Pull out every line below that holds the word "transportu".

▶ [Stored items]:
*-*-*

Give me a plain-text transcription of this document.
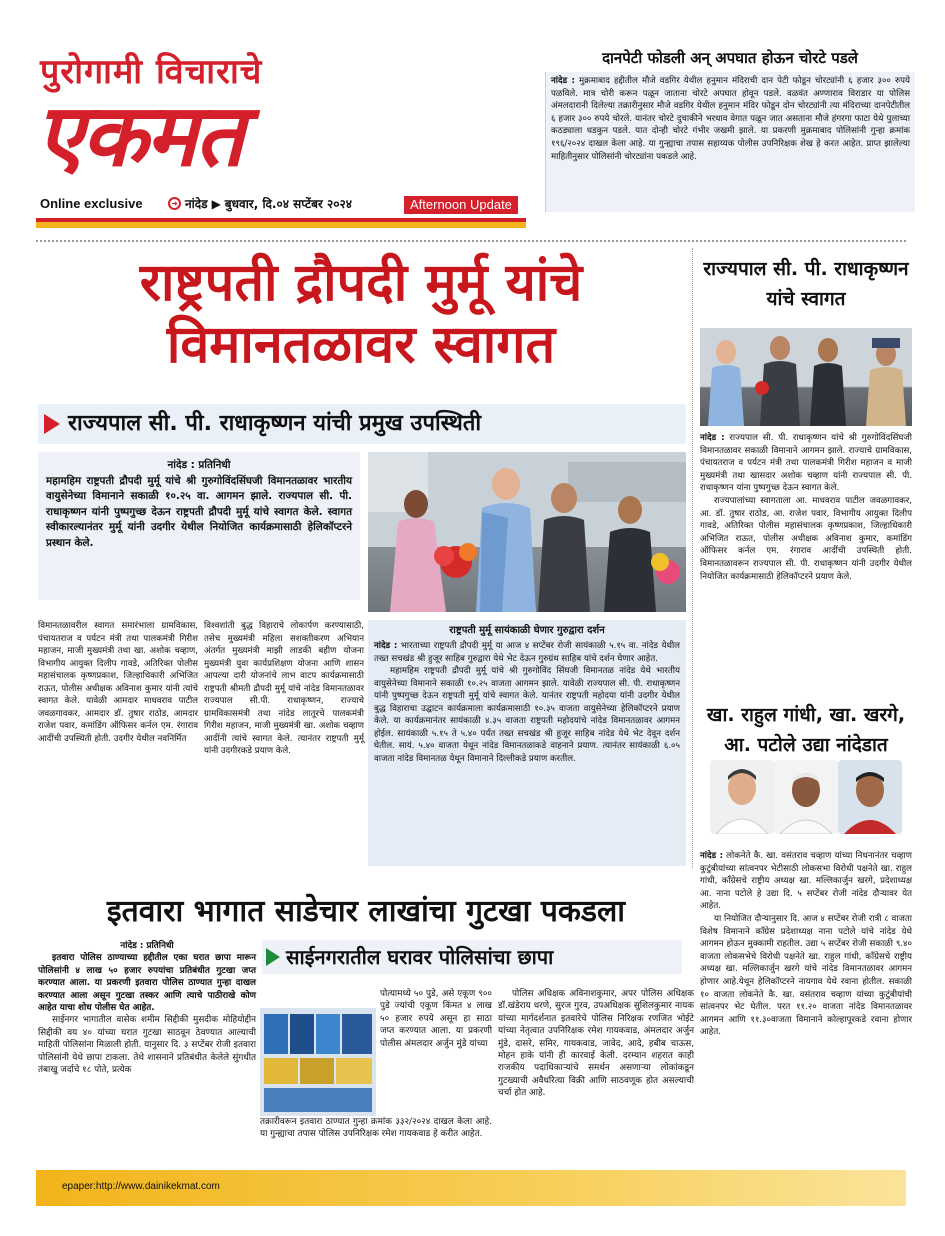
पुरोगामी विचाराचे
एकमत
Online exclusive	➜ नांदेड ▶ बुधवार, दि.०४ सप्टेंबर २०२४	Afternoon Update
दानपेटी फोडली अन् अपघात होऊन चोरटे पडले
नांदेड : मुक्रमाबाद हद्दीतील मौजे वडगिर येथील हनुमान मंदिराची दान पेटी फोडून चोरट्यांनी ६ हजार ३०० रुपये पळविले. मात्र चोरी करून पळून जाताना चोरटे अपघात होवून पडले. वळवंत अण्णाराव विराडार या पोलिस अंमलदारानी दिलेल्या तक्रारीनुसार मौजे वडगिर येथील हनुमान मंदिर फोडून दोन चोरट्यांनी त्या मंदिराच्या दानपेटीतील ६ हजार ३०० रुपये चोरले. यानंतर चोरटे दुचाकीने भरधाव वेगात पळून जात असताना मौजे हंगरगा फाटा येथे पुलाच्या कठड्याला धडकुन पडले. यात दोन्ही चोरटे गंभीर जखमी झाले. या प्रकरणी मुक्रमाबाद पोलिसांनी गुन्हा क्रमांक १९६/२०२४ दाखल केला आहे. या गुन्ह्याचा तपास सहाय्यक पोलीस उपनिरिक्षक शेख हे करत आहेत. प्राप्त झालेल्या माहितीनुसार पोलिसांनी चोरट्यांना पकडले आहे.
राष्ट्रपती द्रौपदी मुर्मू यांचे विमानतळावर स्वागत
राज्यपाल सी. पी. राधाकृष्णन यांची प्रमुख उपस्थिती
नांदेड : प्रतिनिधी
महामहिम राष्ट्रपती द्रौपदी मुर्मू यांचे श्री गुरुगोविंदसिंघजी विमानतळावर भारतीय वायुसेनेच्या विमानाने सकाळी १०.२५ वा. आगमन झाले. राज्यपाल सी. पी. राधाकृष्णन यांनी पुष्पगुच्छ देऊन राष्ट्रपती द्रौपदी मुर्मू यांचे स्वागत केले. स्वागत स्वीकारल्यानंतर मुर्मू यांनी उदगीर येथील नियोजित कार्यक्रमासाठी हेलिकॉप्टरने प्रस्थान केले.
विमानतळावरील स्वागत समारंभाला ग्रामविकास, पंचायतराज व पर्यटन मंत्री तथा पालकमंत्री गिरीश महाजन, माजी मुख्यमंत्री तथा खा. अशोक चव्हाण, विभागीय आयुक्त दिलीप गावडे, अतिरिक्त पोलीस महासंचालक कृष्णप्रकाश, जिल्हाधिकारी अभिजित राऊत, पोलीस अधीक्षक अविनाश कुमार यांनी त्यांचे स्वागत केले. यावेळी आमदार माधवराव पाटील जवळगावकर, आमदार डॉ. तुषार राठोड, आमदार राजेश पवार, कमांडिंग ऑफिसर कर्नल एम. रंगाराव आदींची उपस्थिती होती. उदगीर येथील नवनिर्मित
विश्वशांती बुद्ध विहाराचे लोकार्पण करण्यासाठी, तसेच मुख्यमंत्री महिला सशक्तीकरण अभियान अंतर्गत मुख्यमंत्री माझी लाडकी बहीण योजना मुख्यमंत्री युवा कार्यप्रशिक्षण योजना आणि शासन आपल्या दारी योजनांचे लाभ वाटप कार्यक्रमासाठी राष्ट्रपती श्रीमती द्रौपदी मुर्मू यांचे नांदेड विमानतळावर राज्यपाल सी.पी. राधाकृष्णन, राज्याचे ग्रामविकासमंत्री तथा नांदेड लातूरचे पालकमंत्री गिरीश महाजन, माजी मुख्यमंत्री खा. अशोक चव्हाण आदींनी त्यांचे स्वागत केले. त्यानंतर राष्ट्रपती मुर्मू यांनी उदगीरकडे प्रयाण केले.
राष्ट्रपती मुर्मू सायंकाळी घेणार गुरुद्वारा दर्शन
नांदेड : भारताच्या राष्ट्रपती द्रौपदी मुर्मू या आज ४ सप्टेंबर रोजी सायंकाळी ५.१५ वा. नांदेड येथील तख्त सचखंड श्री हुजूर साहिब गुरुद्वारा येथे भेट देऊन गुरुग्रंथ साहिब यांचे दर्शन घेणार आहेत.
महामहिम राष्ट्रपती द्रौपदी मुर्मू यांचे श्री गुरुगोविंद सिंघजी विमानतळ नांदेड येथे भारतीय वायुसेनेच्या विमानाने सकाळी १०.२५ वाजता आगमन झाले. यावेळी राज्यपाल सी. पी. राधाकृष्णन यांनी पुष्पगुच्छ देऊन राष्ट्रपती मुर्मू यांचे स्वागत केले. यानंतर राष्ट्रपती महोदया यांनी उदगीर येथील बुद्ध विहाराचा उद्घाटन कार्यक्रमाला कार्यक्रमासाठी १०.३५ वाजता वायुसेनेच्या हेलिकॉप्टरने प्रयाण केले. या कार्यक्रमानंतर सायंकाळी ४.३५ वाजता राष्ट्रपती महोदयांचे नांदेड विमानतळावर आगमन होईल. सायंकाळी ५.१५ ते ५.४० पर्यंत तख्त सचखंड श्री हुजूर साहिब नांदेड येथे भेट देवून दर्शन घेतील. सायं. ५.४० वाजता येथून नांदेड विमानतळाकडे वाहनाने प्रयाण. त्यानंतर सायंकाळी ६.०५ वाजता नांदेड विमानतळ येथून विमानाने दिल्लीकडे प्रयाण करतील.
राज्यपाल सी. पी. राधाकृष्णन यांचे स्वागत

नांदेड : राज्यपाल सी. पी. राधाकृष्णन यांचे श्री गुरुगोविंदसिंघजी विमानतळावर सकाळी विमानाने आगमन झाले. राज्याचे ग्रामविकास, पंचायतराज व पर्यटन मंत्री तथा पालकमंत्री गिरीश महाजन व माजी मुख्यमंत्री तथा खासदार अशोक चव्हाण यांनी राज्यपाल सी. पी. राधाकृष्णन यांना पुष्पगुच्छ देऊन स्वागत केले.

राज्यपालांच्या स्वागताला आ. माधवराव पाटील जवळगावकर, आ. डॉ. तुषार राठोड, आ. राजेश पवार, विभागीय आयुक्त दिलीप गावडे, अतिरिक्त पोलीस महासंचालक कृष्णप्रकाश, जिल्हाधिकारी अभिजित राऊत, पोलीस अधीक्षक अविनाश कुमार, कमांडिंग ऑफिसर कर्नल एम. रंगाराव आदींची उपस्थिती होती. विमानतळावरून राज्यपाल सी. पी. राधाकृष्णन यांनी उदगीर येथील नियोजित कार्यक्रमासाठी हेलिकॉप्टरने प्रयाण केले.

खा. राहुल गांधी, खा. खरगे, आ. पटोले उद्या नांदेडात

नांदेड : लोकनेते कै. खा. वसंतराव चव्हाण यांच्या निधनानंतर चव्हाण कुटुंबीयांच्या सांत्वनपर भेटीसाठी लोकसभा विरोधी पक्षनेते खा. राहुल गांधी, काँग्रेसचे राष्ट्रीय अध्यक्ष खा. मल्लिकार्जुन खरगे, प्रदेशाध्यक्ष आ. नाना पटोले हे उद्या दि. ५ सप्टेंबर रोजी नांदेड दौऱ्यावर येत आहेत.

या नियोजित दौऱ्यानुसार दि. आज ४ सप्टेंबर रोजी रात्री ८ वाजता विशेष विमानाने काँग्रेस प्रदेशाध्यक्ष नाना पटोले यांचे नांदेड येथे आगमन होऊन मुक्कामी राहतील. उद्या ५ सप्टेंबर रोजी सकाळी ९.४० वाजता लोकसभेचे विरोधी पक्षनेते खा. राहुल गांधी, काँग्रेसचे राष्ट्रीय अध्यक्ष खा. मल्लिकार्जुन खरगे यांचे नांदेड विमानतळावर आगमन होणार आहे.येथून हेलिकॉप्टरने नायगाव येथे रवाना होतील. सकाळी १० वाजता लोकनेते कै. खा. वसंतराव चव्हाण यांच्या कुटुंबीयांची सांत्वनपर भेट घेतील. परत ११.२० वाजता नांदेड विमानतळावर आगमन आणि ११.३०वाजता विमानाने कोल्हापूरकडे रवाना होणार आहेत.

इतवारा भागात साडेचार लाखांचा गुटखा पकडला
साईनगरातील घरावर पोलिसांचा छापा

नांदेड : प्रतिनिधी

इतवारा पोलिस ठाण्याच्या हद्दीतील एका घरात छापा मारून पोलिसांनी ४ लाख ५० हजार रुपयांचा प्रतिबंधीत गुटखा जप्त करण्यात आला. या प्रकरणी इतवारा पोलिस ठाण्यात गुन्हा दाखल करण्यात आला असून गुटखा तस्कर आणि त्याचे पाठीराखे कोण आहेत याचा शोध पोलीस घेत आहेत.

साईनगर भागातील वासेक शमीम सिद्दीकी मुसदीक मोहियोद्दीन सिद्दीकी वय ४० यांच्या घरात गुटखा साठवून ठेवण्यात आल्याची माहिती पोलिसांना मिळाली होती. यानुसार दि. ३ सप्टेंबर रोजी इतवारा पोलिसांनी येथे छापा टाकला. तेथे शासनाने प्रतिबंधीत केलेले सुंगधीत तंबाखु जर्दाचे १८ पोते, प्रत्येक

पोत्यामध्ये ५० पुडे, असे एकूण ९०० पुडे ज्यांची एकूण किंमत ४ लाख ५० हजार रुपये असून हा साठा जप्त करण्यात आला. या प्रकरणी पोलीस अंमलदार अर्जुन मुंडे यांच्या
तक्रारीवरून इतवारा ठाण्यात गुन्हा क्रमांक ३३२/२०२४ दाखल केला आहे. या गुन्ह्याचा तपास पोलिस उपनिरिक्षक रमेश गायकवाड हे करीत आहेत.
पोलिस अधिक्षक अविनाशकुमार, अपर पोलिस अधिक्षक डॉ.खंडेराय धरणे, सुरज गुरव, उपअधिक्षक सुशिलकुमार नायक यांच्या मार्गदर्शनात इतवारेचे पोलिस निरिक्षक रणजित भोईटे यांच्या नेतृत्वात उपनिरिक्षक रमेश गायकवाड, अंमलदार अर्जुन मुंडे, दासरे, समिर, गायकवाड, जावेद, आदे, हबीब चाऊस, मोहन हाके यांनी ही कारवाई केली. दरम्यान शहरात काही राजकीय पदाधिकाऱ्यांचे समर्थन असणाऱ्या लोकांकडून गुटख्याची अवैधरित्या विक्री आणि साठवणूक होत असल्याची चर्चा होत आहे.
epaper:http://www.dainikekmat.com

*-*-*

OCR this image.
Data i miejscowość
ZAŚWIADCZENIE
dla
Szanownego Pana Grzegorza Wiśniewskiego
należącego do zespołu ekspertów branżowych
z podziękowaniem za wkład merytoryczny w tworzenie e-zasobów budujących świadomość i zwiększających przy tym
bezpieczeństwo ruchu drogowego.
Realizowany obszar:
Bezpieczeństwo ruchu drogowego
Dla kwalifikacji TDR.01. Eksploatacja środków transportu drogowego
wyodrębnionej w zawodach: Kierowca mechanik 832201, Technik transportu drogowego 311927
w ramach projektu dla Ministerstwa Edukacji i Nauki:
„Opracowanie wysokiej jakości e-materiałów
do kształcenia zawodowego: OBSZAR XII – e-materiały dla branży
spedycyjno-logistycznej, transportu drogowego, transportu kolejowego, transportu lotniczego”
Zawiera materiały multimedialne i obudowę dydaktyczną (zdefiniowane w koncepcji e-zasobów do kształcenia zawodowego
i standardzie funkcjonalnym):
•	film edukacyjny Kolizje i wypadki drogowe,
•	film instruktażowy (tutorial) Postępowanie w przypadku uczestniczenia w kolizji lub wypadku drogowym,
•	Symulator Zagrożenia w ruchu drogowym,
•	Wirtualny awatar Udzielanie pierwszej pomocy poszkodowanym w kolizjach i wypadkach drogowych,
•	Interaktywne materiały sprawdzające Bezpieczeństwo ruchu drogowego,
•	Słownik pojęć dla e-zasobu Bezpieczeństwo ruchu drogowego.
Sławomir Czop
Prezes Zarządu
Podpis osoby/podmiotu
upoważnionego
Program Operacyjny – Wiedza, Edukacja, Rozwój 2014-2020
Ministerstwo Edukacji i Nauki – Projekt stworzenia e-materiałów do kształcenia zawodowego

*-*-*

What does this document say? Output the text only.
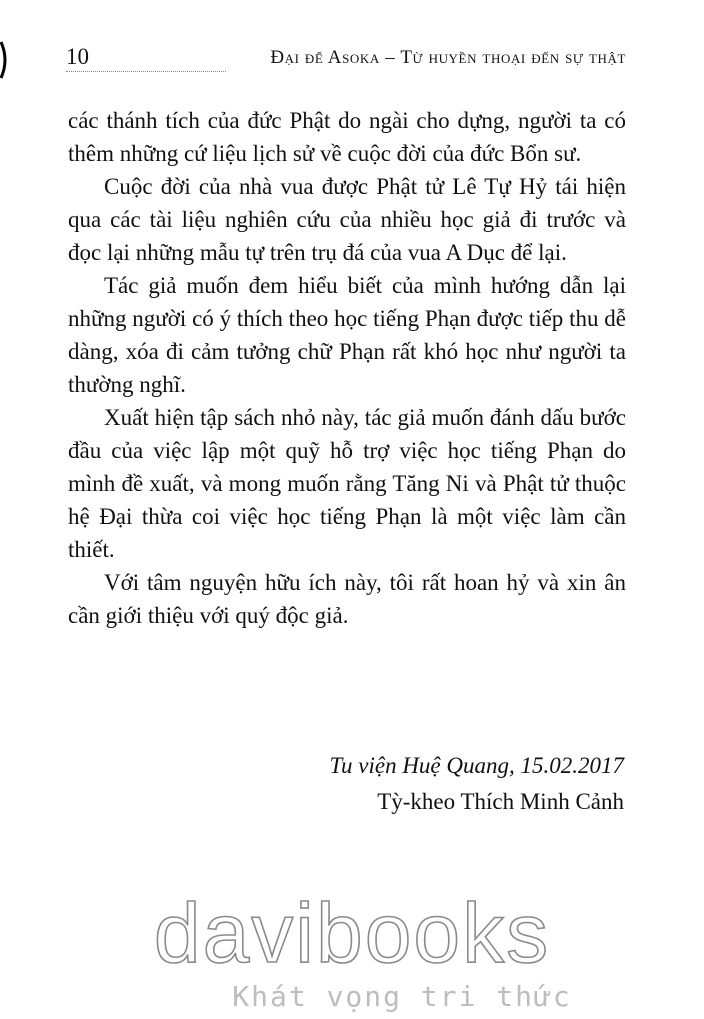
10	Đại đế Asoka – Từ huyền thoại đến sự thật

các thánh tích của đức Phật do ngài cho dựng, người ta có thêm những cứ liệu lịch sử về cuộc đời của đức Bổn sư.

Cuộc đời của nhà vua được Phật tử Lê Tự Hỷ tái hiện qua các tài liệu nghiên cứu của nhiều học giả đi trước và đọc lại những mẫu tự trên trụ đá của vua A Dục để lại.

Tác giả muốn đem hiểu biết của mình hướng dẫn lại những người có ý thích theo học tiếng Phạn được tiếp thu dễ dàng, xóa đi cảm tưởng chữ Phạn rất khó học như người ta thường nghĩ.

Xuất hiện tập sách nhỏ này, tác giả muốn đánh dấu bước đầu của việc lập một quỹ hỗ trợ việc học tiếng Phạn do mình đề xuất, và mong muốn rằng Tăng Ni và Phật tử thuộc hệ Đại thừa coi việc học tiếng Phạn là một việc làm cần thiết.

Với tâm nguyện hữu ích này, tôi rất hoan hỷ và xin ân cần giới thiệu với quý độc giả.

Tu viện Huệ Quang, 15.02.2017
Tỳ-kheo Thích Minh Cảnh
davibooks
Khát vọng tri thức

*-*-*

▶ [CORRECT RESPONSE]:
Dla kwalifikacji TDR.01. Eksploatacja środków transportu drogowego
wyodrębnionej w zawodach: Kierowca mechanik 832201, Technik transportu drogowego 311927
spedycyjno-logistycznej, transportu drogowego, transportu kolejowego, transportu lotniczego”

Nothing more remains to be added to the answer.